* Begin Exercise inputs *
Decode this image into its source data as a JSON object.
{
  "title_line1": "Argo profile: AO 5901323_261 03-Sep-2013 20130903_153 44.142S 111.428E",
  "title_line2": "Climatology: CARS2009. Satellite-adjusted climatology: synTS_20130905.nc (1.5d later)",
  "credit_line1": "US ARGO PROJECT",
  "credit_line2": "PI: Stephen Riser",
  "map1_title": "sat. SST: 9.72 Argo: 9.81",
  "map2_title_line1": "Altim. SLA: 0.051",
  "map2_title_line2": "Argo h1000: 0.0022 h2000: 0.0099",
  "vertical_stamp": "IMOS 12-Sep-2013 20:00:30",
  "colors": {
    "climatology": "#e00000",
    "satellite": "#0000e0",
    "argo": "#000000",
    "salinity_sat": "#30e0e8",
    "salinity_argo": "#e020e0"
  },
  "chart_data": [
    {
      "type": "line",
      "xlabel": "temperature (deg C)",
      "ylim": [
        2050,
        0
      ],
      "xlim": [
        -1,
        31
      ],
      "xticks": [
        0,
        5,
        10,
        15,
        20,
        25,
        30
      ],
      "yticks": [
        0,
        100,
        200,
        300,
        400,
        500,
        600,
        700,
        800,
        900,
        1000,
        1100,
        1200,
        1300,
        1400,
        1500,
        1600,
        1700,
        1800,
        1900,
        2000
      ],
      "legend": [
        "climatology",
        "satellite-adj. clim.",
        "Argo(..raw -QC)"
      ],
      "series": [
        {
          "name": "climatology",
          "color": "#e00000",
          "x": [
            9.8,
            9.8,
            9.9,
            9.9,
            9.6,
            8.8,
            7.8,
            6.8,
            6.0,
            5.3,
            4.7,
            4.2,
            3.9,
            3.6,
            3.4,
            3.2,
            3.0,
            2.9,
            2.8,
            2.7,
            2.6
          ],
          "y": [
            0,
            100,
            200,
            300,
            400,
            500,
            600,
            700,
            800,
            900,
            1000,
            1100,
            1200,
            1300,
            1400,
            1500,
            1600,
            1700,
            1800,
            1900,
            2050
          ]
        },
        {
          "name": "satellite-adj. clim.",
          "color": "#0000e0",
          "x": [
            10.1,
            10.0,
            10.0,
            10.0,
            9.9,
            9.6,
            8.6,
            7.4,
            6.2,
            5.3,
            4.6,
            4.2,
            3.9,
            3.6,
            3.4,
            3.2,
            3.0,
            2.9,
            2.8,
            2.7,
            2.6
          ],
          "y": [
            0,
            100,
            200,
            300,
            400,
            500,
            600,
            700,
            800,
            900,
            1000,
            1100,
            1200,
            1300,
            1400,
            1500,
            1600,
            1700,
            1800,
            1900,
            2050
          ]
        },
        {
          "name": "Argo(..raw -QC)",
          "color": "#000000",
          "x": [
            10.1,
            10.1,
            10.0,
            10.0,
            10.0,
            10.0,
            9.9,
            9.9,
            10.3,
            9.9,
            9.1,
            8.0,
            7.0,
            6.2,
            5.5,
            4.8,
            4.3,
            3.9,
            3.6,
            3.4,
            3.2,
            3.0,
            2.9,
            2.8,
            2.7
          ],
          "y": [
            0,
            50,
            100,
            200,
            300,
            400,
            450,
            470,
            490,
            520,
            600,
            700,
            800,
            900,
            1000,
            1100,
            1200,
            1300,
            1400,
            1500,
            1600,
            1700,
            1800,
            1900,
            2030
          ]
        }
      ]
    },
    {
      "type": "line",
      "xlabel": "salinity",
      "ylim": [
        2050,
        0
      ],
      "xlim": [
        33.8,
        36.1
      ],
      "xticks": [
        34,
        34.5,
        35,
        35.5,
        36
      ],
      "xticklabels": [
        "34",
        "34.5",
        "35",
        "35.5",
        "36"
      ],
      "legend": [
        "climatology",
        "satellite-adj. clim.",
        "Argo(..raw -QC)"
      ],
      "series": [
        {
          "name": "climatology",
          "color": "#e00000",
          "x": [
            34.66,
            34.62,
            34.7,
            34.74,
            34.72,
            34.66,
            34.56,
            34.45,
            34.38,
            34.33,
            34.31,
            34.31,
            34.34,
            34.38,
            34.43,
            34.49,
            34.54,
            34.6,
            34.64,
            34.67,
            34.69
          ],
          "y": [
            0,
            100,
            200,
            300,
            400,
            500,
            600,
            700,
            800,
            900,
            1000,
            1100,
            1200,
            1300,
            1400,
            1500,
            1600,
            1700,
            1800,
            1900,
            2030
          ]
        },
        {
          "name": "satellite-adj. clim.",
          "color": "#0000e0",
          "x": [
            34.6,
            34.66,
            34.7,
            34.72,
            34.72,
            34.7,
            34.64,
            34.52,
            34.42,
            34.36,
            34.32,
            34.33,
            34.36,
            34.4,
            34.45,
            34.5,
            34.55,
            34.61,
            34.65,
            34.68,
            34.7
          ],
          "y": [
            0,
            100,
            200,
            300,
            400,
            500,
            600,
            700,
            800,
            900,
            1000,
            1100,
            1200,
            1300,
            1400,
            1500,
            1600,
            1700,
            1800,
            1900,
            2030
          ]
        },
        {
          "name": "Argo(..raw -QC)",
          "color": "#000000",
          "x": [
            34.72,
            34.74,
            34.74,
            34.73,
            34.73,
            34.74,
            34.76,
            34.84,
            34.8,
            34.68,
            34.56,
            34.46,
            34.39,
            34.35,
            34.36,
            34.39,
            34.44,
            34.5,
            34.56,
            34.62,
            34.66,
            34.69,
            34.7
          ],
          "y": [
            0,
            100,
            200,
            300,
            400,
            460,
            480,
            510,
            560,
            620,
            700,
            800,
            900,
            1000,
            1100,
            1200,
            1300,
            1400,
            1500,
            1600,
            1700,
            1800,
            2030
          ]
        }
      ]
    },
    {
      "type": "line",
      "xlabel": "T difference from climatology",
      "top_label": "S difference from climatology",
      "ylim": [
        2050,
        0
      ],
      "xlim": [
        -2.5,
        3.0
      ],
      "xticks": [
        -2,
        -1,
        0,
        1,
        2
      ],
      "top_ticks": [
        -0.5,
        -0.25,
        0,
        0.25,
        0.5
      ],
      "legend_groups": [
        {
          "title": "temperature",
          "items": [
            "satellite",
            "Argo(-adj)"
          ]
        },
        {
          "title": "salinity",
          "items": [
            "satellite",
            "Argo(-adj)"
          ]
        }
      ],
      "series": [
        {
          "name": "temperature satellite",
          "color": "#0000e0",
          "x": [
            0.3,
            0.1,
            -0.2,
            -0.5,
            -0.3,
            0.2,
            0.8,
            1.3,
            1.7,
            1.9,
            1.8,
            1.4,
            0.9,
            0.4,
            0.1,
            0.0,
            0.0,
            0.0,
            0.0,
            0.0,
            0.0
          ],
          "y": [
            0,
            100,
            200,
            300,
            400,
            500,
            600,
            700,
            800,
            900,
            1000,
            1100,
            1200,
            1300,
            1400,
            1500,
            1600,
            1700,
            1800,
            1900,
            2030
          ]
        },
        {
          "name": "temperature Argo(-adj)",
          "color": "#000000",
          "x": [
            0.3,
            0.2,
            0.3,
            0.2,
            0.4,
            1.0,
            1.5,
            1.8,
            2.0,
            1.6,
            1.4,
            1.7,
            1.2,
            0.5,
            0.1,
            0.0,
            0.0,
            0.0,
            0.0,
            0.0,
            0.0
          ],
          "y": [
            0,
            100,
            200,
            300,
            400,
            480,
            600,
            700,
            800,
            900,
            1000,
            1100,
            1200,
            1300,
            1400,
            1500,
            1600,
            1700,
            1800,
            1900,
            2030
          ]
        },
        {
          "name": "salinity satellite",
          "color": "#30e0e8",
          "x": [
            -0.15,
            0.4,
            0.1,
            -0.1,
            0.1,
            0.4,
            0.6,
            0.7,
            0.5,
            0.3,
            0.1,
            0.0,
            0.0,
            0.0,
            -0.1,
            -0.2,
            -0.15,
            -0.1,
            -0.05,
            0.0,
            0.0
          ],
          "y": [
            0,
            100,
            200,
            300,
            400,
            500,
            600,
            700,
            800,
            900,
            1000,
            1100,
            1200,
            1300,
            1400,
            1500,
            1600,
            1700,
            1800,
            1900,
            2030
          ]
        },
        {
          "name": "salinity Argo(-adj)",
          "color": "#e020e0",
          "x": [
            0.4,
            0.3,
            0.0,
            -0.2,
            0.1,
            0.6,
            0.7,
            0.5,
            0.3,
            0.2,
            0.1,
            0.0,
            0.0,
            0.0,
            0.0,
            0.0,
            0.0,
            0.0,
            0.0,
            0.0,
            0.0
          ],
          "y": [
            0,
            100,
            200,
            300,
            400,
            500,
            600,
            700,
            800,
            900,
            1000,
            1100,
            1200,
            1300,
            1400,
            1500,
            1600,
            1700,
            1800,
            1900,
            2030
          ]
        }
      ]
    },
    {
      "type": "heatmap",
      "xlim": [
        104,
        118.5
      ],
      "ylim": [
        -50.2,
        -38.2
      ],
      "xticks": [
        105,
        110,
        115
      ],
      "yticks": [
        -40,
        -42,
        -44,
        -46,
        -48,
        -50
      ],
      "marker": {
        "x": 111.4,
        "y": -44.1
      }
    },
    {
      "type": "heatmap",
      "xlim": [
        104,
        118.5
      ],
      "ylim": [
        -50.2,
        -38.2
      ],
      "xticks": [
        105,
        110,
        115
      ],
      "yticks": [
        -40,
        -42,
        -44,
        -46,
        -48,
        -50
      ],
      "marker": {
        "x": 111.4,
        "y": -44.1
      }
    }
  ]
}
* End Exercise inputs *
(What the task asks): Check every line of the data, and copy the ones that contain "xlabel".

(Solution to the problem):
      "xlabel": "temperature (deg C)",
      "xlabel": "salinity",
      "xlabel": "T difference from climatology",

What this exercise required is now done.